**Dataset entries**
※ ※ ※
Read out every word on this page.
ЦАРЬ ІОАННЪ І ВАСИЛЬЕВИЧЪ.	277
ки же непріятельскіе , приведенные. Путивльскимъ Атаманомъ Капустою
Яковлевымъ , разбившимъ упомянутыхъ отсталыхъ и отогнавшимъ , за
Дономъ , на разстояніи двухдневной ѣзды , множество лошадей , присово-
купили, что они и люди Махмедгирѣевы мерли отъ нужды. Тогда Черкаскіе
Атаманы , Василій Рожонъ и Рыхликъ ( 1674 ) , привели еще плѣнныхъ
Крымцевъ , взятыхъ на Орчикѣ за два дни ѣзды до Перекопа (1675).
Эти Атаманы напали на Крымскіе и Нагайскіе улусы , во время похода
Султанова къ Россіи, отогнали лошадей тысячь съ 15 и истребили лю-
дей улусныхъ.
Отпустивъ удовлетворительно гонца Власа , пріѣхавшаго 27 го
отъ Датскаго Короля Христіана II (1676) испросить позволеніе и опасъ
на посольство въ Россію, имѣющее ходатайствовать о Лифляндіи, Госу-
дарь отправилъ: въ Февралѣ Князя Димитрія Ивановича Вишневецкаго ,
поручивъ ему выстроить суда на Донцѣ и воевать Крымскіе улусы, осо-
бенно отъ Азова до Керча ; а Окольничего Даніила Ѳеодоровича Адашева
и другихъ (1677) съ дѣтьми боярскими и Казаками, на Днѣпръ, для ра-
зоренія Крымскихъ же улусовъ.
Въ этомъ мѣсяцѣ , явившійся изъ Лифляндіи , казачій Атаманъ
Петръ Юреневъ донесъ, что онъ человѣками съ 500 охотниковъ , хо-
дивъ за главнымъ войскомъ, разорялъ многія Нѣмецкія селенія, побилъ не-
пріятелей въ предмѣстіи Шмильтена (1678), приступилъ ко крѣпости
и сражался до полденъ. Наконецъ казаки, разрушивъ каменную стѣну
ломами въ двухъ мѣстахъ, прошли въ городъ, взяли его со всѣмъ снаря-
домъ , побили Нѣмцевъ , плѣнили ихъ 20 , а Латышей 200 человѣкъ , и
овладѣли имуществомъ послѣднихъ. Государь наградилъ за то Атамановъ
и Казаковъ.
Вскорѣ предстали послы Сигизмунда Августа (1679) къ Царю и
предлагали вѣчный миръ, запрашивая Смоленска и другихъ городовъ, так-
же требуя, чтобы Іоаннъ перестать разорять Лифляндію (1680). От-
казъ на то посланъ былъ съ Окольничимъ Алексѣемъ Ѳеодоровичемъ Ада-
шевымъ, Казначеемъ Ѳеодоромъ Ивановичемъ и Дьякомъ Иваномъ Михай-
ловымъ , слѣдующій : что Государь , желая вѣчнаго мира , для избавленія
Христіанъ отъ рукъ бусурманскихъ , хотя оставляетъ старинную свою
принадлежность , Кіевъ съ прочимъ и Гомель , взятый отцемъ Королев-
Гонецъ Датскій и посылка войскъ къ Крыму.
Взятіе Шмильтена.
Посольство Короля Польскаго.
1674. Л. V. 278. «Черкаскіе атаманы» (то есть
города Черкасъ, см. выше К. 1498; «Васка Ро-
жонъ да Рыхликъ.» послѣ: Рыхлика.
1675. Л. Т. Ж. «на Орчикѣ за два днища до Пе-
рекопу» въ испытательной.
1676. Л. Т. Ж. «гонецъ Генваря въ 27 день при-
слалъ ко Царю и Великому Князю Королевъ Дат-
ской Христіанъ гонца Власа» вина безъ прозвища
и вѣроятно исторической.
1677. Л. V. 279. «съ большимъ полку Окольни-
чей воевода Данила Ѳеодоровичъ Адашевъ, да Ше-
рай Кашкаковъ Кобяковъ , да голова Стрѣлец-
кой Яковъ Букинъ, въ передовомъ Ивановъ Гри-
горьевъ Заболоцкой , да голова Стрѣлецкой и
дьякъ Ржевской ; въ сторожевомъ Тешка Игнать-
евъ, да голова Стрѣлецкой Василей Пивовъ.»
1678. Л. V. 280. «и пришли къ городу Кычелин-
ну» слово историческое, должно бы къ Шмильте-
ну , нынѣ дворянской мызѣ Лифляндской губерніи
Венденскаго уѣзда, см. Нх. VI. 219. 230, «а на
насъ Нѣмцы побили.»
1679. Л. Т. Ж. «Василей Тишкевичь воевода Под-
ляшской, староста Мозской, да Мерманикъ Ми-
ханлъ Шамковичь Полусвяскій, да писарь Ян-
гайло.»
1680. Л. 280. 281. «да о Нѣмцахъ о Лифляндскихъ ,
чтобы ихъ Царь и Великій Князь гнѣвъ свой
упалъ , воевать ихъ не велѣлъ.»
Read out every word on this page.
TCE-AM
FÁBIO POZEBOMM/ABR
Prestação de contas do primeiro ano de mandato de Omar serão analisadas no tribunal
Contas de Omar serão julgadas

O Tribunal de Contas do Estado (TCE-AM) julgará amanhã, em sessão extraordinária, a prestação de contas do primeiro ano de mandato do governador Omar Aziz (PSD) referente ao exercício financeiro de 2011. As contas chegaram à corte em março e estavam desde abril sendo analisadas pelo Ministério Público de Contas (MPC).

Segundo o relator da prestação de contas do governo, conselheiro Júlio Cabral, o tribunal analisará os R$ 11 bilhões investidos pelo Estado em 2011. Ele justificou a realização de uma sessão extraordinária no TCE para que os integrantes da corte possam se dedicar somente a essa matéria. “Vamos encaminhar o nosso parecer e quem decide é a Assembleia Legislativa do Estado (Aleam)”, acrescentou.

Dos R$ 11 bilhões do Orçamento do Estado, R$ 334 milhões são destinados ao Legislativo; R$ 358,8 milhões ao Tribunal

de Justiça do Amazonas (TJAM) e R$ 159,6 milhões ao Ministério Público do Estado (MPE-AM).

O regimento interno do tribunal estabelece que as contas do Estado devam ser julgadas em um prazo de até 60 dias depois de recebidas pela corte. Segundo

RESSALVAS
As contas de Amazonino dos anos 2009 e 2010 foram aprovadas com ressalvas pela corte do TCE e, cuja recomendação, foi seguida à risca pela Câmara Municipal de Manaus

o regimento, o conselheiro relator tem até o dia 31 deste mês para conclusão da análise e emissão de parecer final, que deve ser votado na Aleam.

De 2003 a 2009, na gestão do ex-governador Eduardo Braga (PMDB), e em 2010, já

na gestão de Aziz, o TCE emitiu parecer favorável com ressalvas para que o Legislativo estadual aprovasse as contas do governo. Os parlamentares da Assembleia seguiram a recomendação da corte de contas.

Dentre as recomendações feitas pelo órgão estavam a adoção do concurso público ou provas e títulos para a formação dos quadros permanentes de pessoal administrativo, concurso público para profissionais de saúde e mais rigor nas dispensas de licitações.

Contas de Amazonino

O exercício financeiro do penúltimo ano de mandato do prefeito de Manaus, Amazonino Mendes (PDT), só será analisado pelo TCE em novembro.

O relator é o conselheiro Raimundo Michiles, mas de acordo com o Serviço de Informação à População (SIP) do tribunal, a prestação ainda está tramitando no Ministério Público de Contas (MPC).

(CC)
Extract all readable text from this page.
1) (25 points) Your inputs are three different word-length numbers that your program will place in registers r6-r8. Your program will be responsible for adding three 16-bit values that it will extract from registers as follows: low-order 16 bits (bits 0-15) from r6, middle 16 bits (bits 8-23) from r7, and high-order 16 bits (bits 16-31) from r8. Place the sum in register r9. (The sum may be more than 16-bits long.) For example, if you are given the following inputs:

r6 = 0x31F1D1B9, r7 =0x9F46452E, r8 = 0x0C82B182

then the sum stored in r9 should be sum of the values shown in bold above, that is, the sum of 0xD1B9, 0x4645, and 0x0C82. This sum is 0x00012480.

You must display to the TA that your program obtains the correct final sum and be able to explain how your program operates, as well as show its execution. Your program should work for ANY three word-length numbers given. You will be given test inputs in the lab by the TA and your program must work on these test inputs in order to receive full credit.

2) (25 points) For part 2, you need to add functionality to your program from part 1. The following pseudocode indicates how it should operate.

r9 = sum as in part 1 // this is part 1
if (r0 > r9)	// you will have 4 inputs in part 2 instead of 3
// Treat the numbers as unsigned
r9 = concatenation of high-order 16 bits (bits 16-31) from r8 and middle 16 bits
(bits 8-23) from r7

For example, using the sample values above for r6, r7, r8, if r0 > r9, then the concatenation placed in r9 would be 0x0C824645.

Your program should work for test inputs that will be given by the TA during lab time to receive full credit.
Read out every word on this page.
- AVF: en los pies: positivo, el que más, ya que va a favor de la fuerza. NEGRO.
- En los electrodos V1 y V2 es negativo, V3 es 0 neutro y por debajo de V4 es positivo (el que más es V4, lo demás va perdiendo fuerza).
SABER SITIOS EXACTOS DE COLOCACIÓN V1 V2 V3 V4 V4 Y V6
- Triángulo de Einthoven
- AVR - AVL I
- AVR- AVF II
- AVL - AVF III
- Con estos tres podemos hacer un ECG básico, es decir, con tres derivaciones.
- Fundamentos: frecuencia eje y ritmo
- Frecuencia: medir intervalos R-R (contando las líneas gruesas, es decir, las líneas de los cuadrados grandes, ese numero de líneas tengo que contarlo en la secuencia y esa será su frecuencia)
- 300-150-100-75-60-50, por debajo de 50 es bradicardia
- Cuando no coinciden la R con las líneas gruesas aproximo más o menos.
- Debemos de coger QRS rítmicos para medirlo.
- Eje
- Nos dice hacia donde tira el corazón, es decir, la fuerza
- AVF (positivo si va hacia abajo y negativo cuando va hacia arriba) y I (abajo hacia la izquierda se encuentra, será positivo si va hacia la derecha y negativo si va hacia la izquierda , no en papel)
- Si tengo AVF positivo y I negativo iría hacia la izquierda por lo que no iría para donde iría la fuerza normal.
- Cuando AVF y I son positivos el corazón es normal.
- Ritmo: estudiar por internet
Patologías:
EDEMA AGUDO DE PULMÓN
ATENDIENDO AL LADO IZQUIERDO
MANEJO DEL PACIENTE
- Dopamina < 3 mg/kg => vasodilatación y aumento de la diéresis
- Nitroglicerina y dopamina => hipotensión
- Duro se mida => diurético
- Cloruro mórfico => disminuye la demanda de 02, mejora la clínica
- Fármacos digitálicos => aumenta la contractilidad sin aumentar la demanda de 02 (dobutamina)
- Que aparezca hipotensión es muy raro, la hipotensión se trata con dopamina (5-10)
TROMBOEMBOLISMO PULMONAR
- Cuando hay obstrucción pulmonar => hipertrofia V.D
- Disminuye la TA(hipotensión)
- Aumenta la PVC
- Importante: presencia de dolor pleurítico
※ ※ ※
**What is expected**
Locate all lines in the listing above with the word "Христіанъ" and copy them.

**Output for this exercise**
Христіанъ отъ рукъ бусурманскихъ , хотя оставляетъ старинную свою
ской Христіанъ гонца Власа» вина безъ прозвища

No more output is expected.